# start of Records to use
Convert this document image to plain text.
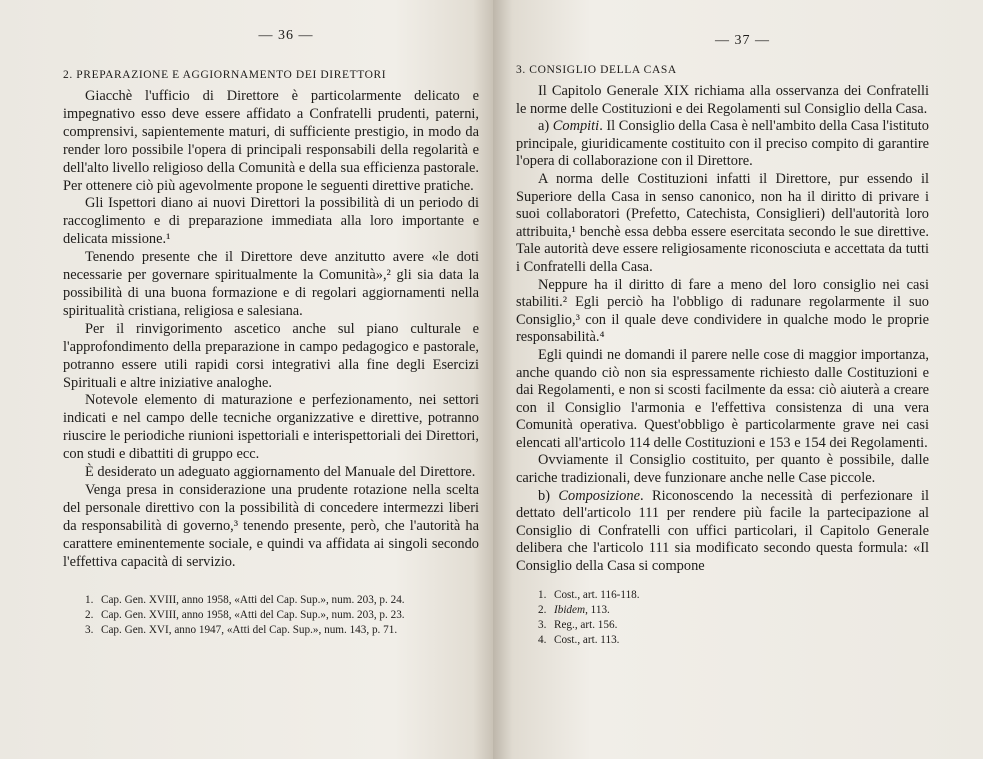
— 36 —
2. PREPARAZIONE E AGGIORNAMENTO DEI DIRETTORI

Giacchè l'ufficio di Direttore è particolarmente delicato e impegnativo esso deve essere affidato a Confratelli prudenti, paterni, comprensivi, sapientemente maturi, di sufficiente prestigio, in modo da render loro possibile l'opera di principali responsabili della regolarità e dell'alto livello religioso della Comunità e della sua efficienza pastorale. Per ottenere ciò più agevolmente propone le seguenti direttive pratiche.

Gli Ispettori diano ai nuovi Direttori la possibilità di un periodo di raccoglimento e di preparazione immediata alla loro importante e delicata missione.¹

Tenendo presente che il Direttore deve anzitutto avere «le doti necessarie per governare spiritualmente la Comunità»,² gli sia data la possibilità di una buona formazione e di regolari aggiornamenti nella spiritualità cristiana, religiosa e salesiana.

Per il rinvigorimento ascetico anche sul piano culturale e l'approfondimento della preparazione in campo pedagogico e pastorale, potranno essere utili rapidi corsi integrativi alla fine degli Esercizi Spirituali e altre iniziative analoghe.

Notevole elemento di maturazione e perfezionamento, nei settori indicati e nel campo delle tecniche organizzative e direttive, potranno riuscire le periodiche riunioni ispettoriali e interispettoriali dei Direttori, con studi e dibattiti di gruppo ecc.

È desiderato un adeguato aggiornamento del Manuale del Direttore.

Venga presa in considerazione una prudente rotazione nella scelta del personale direttivo con la possibilità di concedere intermezzi liberi da responsabilità di governo,³ tenendo presente, però, che l'autorità ha carattere eminentemente sociale, e quindi va affidata ai singoli secondo l'effettiva capacità di servizio.

1. Cap. Gen. XVIII, anno 1958, «Atti del Cap. Sup.», num. 203, p. 24.
2. Cap. Gen. XVIII, anno 1958, «Atti del Cap. Sup.», num. 203, p. 23.
3. Cap. Gen. XVI, anno 1947, «Atti del Cap. Sup.», num. 143, p. 71.
— 37 —
3. CONSIGLIO DELLA CASA

Il Capitolo Generale XIX richiama alla osservanza dei Confratelli le norme delle Costituzioni e dei Regolamenti sul Consiglio della Casa.

a) Compiti. Il Consiglio della Casa è nell'ambito della Casa l'istituto principale, giuridicamente costituito con il preciso compito di garantire l'opera di collaborazione con il Direttore.

A norma delle Costituzioni infatti il Direttore, pur essendo il Superiore della Casa in senso canonico, non ha il diritto di privare i suoi collaboratori (Prefetto, Catechista, Consiglieri) dell'autorità loro attribuita,¹ benchè essa debba essere esercitata secondo le sue direttive. Tale autorità deve essere religiosamente riconosciuta e accettata da tutti i Confratelli della Casa.

Neppure ha il diritto di fare a meno del loro consiglio nei casi stabiliti.² Egli perciò ha l'obbligo di radunare regolarmente il suo Consiglio,³ con il quale deve condividere in qualche modo le proprie responsabilità.⁴

Egli quindi ne domandi il parere nelle cose di maggior importanza, anche quando ciò non sia espressamente richiesto dalle Costituzioni e dai Regolamenti, e non si scosti facilmente da essa: ciò aiuterà a creare con il Consiglio l'armonia e l'effettiva consistenza di una vera Comunità operativa. Quest'obbligo è particolarmente grave nei casi elencati all'articolo 114 delle Costituzioni e 153 e 154 dei Regolamenti.

Ovviamente il Consiglio costituito, per quanto è possibile, dalle cariche tradizionali, deve funzionare anche nelle Case piccole.

b) Composizione. Riconoscendo la necessità di perfezionare il dettato dell'articolo 111 per rendere più facile la partecipazione al Consiglio di Confratelli con uffici particolari, il Capitolo Generale delibera che l'articolo 111 sia modificato secondo questa formula: «Il Consiglio della Casa si compone

1. Cost., art. 116-118.
2. Ibidem, 113.
3. Reg., art. 156.
4. Cost., art. 113.
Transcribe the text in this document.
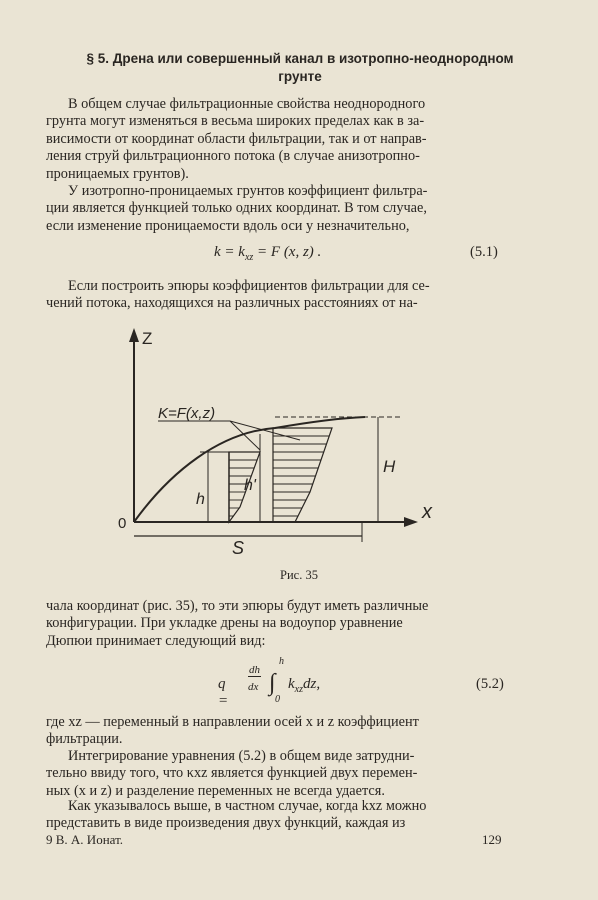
§ 5. Дрена или совершенный канал в изотропно-неоднородном
грунте
В общем случае фильтрационные свойства неоднородного
грунта могут изменяться в весьма широких пределах как в за-
висимости от координат области фильтрации, так и от направ-
ления струй фильтрационного потока (в случае анизотропно-
проницаемых грунтов).
У изотропно-проницаемых грунтов коэффициент фильтра-
ции является функцией только одних координат. В том случае,
если изменение проницаемости вдоль оси y незначительно,
$k = k_{xz} = F$ (x, z) .	(5.1)
Если построить эпюры коэффициентов фильтрации для се-
чений потока, находящихся на различных расстояниях от на-
Z
x
0
h
h'
H
K=F(x,z)
S
Рис. 35
чала координат (рис. 35), то эти эпюры будут иметь различные
конфигурации. При укладке дрены на водоупор уравнение
Дюпюи принимает следующий вид:
q =
dh
dx ∫
h
0
$k_{xz}dz$,	(5.2)
где xz — переменный в направлении осей x и z коэффициент
фильтрации.
Интегрирование уравнения (5.2) в общем виде затрудни-
тельно ввиду того, что κxz является функцией двух перемен-
ных (x и z) и разделение переменных не всегда удается.
Как указывалось выше, в частном случае, когда kxz можно
представить в виде произведения двух функций, каждая из
9 В. А. Ионат.	129
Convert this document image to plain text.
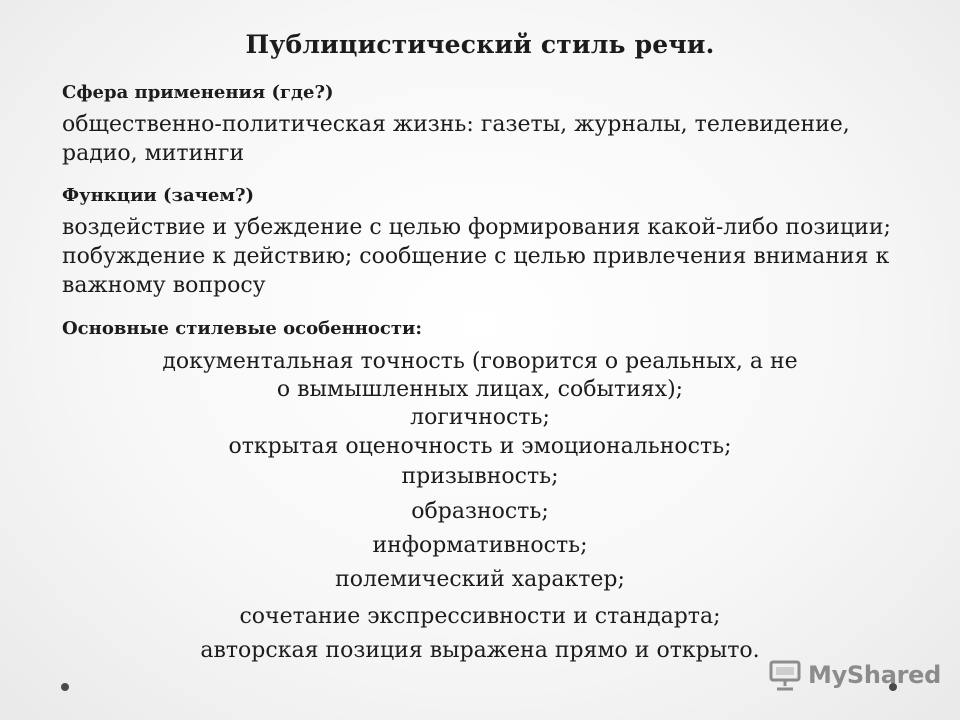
Публицистический стиль речи.
Сфера применения (где?)
общественно-политическая жизнь: газеты, журналы, телевидение, радио, митинги
Функции (зачем?)
воздействие и убеждение с целью формирования какой-либо позиции; побуждение к действию; сообщение с целью привлечения внимания к важному вопросу
Основные стилевые особенности:
документальная точность (говорится о реальных, а не
о вымышленных лицах, событиях);
логичность;
открытая оценочность и эмоциональность;
призывность;
образность;
информативность;
полемический характер;
сочетание экспрессивности и стандарта;
авторская позиция выражена прямо и открыто.
MyShared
# end of Records to use
> [What the task asks]: Leave out the pictures and return every record word for word.

> [Task answer]:
Convert this document image to plain text.
— 36 —
2. PREPARAZIONE E AGGIORNAMENTO DEI DIRETTORI

Giacchè l'ufficio di Direttore è particolarmente delicato e impegnativo esso deve essere affidato a Confratelli prudenti, paterni, comprensivi, sapientemente maturi, di sufficiente prestigio, in modo da render loro possibile l'opera di principali responsabili della regolarità e dell'alto livello religioso della Comunità e della sua efficienza pastorale. Per ottenere ciò più agevolmente propone le seguenti direttive pratiche.

Gli Ispettori diano ai nuovi Direttori la possibilità di un periodo di raccoglimento e di preparazione immediata alla loro importante e delicata missione.¹

Tenendo presente che il Direttore deve anzitutto avere «le doti necessarie per governare spiritualmente la Comunità»,² gli sia data la possibilità di una buona formazione e di regolari aggiornamenti nella spiritualità cristiana, religiosa e salesiana.

Per il rinvigorimento ascetico anche sul piano culturale e l'approfondimento della preparazione in campo pedagogico e pastorale, potranno essere utili rapidi corsi integrativi alla fine degli Esercizi Spirituali e altre iniziative analoghe.

Notevole elemento di maturazione e perfezionamento, nei settori indicati e nel campo delle tecniche organizzative e direttive, potranno riuscire le periodiche riunioni ispettoriali e interispettoriali dei Direttori, con studi e dibattiti di gruppo ecc.

È desiderato un adeguato aggiornamento del Manuale del Direttore.

Venga presa in considerazione una prudente rotazione nella scelta del personale direttivo con la possibilità di concedere intermezzi liberi da responsabilità di governo,³ tenendo presente, però, che l'autorità ha carattere eminentemente sociale, e quindi va affidata ai singoli secondo l'effettiva capacità di servizio.

1. Cap. Gen. XVIII, anno 1958, «Atti del Cap. Sup.», num. 203, p. 24.
2. Cap. Gen. XVIII, anno 1958, «Atti del Cap. Sup.», num. 203, p. 23.
3. Cap. Gen. XVI, anno 1947, «Atti del Cap. Sup.», num. 143, p. 71.
— 37 —
3. CONSIGLIO DELLA CASA

Il Capitolo Generale XIX richiama alla osservanza dei Confratelli le norme delle Costituzioni e dei Regolamenti sul Consiglio della Casa.

a) Compiti. Il Consiglio della Casa è nell'ambito della Casa l'istituto principale, giuridicamente costituito con il preciso compito di garantire l'opera di collaborazione con il Direttore.

A norma delle Costituzioni infatti il Direttore, pur essendo il Superiore della Casa in senso canonico, non ha il diritto di privare i suoi collaboratori (Prefetto, Catechista, Consiglieri) dell'autorità loro attribuita,¹ benchè essa debba essere esercitata secondo le sue direttive. Tale autorità deve essere religiosamente riconosciuta e accettata da tutti i Confratelli della Casa.

Neppure ha il diritto di fare a meno del loro consiglio nei casi stabiliti.² Egli perciò ha l'obbligo di radunare regolarmente il suo Consiglio,³ con il quale deve condividere in qualche modo le proprie responsabilità.⁴

Egli quindi ne domandi il parere nelle cose di maggior importanza, anche quando ciò non sia espressamente richiesto dalle Costituzioni e dai Regolamenti, e non si scosti facilmente da essa: ciò aiuterà a creare con il Consiglio l'armonia e l'effettiva consistenza di una vera Comunità operativa. Quest'obbligo è particolarmente grave nei casi elencati all'articolo 114 delle Costituzioni e 153 e 154 dei Regolamenti.

Ovviamente il Consiglio costituito, per quanto è possibile, dalle cariche tradizionali, deve funzionare anche nelle Case piccole.

b) Composizione. Riconoscendo la necessità di perfezionare il dettato dell'articolo 111 per rendere più facile la partecipazione al Consiglio di Confratelli con uffici particolari, il Capitolo Generale delibera che l'articolo 111 sia modificato secondo questa formula: «Il Consiglio della Casa si compone

1. Cost., art. 116-118.
2. Ibidem, 113.
3. Reg., art. 156.
4. Cost., art. 113.
Transcribe the text in this document.
§ 5. Дрена или совершенный канал в изотропно-неоднородном
грунте
В общем случае фильтрационные свойства неоднородного
грунта могут изменяться в весьма широких пределах как в за-
висимости от координат области фильтрации, так и от направ-
ления струй фильтрационного потока (в случае анизотропно-
проницаемых грунтов).
У изотропно-проницаемых грунтов коэффициент фильтра-
ции является функцией только одних координат. В том случае,
если изменение проницаемости вдоль оси y незначительно,
$k = k_{xz} = F$ (x, z) .	(5.1)
Если построить эпюры коэффициентов фильтрации для се-
чений потока, находящихся на различных расстояниях от на-
Z
x
0
h
h'
H
K=F(x,z)
S
Рис. 35
чала координат (рис. 35), то эти эпюры будут иметь различные
конфигурации. При укладке дрены на водоупор уравнение
Дюпюи принимает следующий вид:
q =
dh
dx ∫
h
0
$k_{xz}dz$,	(5.2)
где xz — переменный в направлении осей x и z коэффициент
фильтрации.
Интегрирование уравнения (5.2) в общем виде затрудни-
тельно ввиду того, что κxz является функцией двух перемен-
ных (x и z) и разделение переменных не всегда удается.
Как указывалось выше, в частном случае, когда kxz можно
представить в виде произведения двух функций, каждая из
9 В. А. Ионат.	129
Convert this document image to plain text.
Публицистический стиль речи.
Сфера применения (где?)
общественно-политическая жизнь: газеты, журналы, телевидение, радио, митинги
Функции (зачем?)
воздействие и убеждение с целью формирования какой-либо позиции; побуждение к действию; сообщение с целью привлечения внимания к важному вопросу
Основные стилевые особенности:
документальная точность (говорится о реальных, а не
о вымышленных лицах, событиях);
логичность;
открытая оценочность и эмоциональность;
призывность;
образность;
информативность;
полемический характер;
сочетание экспрессивности и стандарта;
авторская позиция выражена прямо и открыто.
MyShared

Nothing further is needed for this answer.